• _Your instructions_
Identify each line below containing the string "practices" and copy it.

Records excerpted from a collection
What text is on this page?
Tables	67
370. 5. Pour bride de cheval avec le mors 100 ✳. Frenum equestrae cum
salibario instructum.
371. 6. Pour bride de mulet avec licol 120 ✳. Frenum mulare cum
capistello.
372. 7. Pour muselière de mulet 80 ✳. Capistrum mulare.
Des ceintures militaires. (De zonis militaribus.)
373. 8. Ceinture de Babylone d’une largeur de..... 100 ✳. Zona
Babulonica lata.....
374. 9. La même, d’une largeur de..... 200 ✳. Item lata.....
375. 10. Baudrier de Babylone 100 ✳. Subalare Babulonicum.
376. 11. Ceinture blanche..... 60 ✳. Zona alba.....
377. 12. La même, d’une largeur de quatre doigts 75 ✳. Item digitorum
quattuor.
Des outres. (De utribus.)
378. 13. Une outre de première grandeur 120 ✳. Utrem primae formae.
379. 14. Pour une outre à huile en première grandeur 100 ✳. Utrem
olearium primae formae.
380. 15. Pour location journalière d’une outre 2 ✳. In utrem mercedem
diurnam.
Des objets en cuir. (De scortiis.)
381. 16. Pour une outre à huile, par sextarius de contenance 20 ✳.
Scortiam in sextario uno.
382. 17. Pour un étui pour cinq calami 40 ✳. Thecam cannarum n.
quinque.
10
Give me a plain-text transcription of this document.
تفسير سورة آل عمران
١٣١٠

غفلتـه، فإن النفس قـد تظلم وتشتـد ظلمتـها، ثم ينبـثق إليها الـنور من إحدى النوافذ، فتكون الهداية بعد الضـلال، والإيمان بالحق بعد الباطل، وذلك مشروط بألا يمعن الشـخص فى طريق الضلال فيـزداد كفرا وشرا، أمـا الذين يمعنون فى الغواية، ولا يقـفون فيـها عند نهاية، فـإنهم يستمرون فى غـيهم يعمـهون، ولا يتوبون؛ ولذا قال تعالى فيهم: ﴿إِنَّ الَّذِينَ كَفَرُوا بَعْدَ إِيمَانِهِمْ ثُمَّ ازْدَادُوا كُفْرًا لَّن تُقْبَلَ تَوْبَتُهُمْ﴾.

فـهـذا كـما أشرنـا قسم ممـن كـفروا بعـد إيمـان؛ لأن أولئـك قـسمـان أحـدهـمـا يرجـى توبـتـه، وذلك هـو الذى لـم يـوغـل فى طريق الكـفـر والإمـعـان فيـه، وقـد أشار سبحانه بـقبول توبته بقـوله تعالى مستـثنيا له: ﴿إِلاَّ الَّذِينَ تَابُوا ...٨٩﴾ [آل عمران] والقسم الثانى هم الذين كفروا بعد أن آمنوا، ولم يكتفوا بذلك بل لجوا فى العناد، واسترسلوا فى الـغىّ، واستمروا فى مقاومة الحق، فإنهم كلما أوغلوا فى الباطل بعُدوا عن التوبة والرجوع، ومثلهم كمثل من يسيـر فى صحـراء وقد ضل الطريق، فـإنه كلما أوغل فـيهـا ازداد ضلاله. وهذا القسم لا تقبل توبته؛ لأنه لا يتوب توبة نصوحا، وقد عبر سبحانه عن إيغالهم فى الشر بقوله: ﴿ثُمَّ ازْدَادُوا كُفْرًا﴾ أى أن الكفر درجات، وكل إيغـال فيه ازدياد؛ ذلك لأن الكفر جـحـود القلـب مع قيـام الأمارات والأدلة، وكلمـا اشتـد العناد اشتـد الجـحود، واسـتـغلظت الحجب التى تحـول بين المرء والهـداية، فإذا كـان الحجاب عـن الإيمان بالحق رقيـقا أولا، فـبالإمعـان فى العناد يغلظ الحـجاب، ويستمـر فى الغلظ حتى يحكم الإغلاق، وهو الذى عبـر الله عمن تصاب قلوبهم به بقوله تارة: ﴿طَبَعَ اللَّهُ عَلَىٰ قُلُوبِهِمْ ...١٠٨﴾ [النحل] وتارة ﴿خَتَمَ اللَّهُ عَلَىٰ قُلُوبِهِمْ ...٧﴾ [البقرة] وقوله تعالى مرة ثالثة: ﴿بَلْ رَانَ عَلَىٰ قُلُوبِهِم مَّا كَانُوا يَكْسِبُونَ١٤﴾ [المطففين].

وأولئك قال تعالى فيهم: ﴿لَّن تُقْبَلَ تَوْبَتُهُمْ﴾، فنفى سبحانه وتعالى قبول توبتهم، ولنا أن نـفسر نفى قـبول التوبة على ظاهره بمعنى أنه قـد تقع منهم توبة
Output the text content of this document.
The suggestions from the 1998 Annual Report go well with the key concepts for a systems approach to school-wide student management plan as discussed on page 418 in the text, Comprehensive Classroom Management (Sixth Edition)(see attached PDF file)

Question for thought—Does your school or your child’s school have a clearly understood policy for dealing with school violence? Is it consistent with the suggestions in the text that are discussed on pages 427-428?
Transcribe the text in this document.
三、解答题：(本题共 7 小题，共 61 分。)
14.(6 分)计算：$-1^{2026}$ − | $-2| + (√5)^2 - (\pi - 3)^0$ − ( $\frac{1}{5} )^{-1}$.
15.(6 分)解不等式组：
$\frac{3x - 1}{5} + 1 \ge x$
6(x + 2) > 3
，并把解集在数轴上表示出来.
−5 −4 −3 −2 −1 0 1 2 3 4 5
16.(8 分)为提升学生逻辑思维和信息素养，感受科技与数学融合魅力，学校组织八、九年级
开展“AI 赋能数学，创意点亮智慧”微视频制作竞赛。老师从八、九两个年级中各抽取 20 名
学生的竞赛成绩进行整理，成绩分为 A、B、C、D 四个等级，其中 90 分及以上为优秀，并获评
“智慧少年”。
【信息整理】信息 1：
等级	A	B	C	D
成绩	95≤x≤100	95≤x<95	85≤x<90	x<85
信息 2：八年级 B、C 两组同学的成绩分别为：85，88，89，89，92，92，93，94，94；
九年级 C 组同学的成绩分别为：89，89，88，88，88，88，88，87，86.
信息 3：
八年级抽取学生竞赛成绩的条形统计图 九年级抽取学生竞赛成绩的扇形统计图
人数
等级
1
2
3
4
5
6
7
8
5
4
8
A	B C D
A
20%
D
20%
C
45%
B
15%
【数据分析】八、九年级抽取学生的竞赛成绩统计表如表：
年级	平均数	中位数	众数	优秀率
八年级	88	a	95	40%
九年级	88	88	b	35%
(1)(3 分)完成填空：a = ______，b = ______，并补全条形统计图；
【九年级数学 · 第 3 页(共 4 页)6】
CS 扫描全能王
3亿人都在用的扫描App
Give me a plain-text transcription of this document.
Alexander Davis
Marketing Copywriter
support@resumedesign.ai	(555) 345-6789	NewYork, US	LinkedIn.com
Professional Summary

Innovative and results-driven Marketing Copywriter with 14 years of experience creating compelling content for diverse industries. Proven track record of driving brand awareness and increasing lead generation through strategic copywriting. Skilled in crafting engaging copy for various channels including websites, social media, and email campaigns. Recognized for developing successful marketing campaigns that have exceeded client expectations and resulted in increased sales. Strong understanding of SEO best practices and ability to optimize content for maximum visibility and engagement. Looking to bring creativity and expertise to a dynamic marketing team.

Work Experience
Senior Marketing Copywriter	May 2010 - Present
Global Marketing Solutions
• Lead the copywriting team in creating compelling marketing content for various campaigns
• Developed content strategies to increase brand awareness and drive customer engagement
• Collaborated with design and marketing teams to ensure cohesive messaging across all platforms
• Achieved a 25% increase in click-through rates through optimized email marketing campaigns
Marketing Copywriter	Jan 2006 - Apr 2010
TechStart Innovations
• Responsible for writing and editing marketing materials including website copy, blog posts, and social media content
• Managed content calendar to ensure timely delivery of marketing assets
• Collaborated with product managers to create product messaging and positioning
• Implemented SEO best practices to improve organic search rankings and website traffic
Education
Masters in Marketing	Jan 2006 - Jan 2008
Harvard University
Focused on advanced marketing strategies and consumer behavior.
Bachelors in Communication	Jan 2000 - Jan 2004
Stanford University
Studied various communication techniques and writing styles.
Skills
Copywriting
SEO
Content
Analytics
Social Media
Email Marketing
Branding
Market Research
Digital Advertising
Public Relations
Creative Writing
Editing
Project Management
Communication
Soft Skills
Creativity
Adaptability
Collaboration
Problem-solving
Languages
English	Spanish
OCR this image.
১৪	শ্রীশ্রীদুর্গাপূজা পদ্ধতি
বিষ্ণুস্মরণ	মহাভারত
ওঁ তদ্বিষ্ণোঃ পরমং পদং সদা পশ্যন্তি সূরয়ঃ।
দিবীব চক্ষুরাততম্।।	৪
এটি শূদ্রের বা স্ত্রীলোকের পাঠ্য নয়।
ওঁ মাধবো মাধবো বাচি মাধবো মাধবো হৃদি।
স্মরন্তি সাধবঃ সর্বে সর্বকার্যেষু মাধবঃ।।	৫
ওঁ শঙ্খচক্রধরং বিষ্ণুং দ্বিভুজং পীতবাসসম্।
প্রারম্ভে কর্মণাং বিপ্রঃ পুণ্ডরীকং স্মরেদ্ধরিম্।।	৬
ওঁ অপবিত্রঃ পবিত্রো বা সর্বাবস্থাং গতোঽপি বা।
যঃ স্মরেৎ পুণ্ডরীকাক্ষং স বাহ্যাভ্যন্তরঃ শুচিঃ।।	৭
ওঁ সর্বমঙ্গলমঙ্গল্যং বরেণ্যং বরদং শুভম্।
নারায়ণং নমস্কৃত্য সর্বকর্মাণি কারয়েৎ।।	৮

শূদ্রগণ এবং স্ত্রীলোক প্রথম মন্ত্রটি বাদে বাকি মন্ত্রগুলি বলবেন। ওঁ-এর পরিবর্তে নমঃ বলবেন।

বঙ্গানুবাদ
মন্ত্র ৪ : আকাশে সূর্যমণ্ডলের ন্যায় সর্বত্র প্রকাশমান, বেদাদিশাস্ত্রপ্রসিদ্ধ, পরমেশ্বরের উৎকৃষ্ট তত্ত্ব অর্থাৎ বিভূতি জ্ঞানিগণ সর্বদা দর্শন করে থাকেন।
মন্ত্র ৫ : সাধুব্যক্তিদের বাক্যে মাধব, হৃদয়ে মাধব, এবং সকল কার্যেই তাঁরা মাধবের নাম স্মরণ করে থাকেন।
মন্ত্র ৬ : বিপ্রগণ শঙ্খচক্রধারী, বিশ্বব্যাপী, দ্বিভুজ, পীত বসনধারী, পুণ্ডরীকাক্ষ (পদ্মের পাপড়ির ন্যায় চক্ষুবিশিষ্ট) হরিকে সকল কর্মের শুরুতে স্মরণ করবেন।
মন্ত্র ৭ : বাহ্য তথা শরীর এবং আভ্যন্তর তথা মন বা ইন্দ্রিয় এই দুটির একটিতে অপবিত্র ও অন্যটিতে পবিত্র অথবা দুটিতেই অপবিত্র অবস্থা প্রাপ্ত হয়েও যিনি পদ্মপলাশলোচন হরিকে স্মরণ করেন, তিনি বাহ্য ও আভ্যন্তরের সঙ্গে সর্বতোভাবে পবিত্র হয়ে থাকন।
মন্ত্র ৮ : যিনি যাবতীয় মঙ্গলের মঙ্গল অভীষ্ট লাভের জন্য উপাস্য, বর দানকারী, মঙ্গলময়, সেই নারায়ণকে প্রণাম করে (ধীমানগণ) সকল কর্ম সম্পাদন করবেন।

• _Solution for this task_
Innovative and results-driven Marketing Copywriter with 14 years of experience creating compelling content for diverse industries. Proven track record of driving brand awareness and increasing lead generation through strategic copywriting. Skilled in crafting engaging copy for various channels including websites, social media, and email campaigns. Recognized for developing successful marketing campaigns that have exceeded client expectations and resulted in increased sales. Strong understanding of SEO best practices and ability to optimize content for maximum visibility and engagement. Looking to bring creativity and expertise to a dynamic marketing team.
• Implemented SEO best practices to improve organic search rankings and website traffic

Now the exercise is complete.